Exercise:
Each entry has to be copied exactly, with nothing missed.

A block of data
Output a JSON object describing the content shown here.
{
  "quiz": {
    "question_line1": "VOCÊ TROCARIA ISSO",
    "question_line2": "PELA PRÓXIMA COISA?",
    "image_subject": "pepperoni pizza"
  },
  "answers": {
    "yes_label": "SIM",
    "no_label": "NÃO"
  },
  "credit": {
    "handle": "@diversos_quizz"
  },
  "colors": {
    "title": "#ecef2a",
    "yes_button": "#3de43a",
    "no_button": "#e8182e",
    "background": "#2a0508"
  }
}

In response:
Output a JSON object describing the content shown here.
{
  "quiz": {
    "question_line1": "VOCÊ TROCARIA ISSO",
    "question_line2": "PELA PRÓXIMA COISA?",
    "image_subject": "pepperoni pizza"
  },
  "answers": {
    "yes_label": "SIM",
    "no_label": "NÃO"
  },
  "credit": {
    "handle": "@diversos_quizz"
  },
  "colors": {
    "title": "#ecef2a",
    "yes_button": "#3de43a",
    "no_button": "#e8182e",
    "background": "#2a0508"
  }
}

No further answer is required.